[WHAT TO DO]
Type the records out again in full, exactly.

[Data listing]
++++++
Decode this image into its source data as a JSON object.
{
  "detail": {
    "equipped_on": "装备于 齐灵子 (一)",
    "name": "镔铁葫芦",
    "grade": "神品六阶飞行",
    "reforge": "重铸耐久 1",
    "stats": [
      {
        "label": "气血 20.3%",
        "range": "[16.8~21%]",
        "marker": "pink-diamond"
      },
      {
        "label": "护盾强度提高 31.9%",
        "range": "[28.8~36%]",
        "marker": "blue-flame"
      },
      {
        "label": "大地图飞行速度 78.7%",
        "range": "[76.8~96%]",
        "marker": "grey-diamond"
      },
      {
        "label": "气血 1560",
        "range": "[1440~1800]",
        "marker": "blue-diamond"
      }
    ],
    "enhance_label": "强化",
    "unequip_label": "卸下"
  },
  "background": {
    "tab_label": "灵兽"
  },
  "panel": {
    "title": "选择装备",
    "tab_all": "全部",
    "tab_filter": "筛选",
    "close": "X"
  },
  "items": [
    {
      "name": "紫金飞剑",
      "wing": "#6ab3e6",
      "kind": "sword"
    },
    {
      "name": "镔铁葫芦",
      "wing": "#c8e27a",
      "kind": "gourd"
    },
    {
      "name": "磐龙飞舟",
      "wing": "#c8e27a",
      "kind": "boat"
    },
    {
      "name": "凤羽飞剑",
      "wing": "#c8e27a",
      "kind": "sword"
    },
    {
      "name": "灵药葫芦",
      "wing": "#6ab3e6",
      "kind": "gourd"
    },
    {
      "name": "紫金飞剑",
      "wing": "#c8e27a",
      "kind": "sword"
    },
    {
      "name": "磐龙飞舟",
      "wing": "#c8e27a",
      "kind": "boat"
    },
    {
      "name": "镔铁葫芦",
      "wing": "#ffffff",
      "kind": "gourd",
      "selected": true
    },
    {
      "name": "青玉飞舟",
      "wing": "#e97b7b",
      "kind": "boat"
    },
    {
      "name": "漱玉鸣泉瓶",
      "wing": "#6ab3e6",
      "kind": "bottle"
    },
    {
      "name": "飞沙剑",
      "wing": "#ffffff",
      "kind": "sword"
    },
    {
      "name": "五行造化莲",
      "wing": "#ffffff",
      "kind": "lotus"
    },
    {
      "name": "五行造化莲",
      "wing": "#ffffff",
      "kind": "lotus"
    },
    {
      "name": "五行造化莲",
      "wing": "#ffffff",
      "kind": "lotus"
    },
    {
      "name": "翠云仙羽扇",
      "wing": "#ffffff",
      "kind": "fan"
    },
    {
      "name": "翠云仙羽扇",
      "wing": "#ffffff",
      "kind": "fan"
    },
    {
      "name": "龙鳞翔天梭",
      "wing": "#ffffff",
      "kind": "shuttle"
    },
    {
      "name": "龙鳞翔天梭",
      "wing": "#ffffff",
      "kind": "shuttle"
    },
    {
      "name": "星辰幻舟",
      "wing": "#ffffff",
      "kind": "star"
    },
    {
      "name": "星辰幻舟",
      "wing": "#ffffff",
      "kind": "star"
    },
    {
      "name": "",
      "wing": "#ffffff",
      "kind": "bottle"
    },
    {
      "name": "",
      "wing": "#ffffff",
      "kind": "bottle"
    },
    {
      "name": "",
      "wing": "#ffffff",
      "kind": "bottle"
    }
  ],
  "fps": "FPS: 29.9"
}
++++++
[ANSWER FOR THE TASK]
Decode this image into its source data as a JSON object.
{
  "detail": {
    "equipped_on": "装备于 齐灵子 (一)",
    "name": "镔铁葫芦",
    "grade": "神品六阶飞行",
    "reforge": "重铸耐久 1",
    "stats": [
      {
        "label": "气血 20.3%",
        "range": "[16.8~21%]",
        "marker": "pink-diamond"
      },
      {
        "label": "护盾强度提高 31.9%",
        "range": "[28.8~36%]",
        "marker": "blue-flame"
      },
      {
        "label": "大地图飞行速度 78.7%",
        "range": "[76.8~96%]",
        "marker": "grey-diamond"
      },
      {
        "label": "气血 1560",
        "range": "[1440~1800]",
        "marker": "blue-diamond"
      }
    ],
    "enhance_label": "强化",
    "unequip_label": "卸下"
  },
  "background": {
    "tab_label": "灵兽"
  },
  "panel": {
    "title": "选择装备",
    "tab_all": "全部",
    "tab_filter": "筛选",
    "close": "X"
  },
  "items": [
    {
      "name": "紫金飞剑",
      "wing": "#6ab3e6",
      "kind": "sword"
    },
    {
      "name": "镔铁葫芦",
      "wing": "#c8e27a",
      "kind": "gourd"
    },
    {
      "name": "磐龙飞舟",
      "wing": "#c8e27a",
      "kind": "boat"
    },
    {
      "name": "凤羽飞剑",
      "wing": "#c8e27a",
      "kind": "sword"
    },
    {
      "name": "灵药葫芦",
      "wing": "#6ab3e6",
      "kind": "gourd"
    },
    {
      "name": "紫金飞剑",
      "wing": "#c8e27a",
      "kind": "sword"
    },
    {
      "name": "磐龙飞舟",
      "wing": "#c8e27a",
      "kind": "boat"
    },
    {
      "name": "镔铁葫芦",
      "wing": "#ffffff",
      "kind": "gourd",
      "selected": true
    },
    {
      "name": "青玉飞舟",
      "wing": "#e97b7b",
      "kind": "boat"
    },
    {
      "name": "漱玉鸣泉瓶",
      "wing": "#6ab3e6",
      "kind": "bottle"
    },
    {
      "name": "飞沙剑",
      "wing": "#ffffff",
      "kind": "sword"
    },
    {
      "name": "五行造化莲",
      "wing": "#ffffff",
      "kind": "lotus"
    },
    {
      "name": "五行造化莲",
      "wing": "#ffffff",
      "kind": "lotus"
    },
    {
      "name": "五行造化莲",
      "wing": "#ffffff",
      "kind": "lotus"
    },
    {
      "name": "翠云仙羽扇",
      "wing": "#ffffff",
      "kind": "fan"
    },
    {
      "name": "翠云仙羽扇",
      "wing": "#ffffff",
      "kind": "fan"
    },
    {
      "name": "龙鳞翔天梭",
      "wing": "#ffffff",
      "kind": "shuttle"
    },
    {
      "name": "龙鳞翔天梭",
      "wing": "#ffffff",
      "kind": "shuttle"
    },
    {
      "name": "星辰幻舟",
      "wing": "#ffffff",
      "kind": "star"
    },
    {
      "name": "星辰幻舟",
      "wing": "#ffffff",
      "kind": "star"
    },
    {
      "name": "",
      "wing": "#ffffff",
      "kind": "bottle"
    },
    {
      "name": "",
      "wing": "#ffffff",
      "kind": "bottle"
    },
    {
      "name": "",
      "wing": "#ffffff",
      "kind": "bottle"
    }
  ],
  "fps": "FPS: 29.9"
}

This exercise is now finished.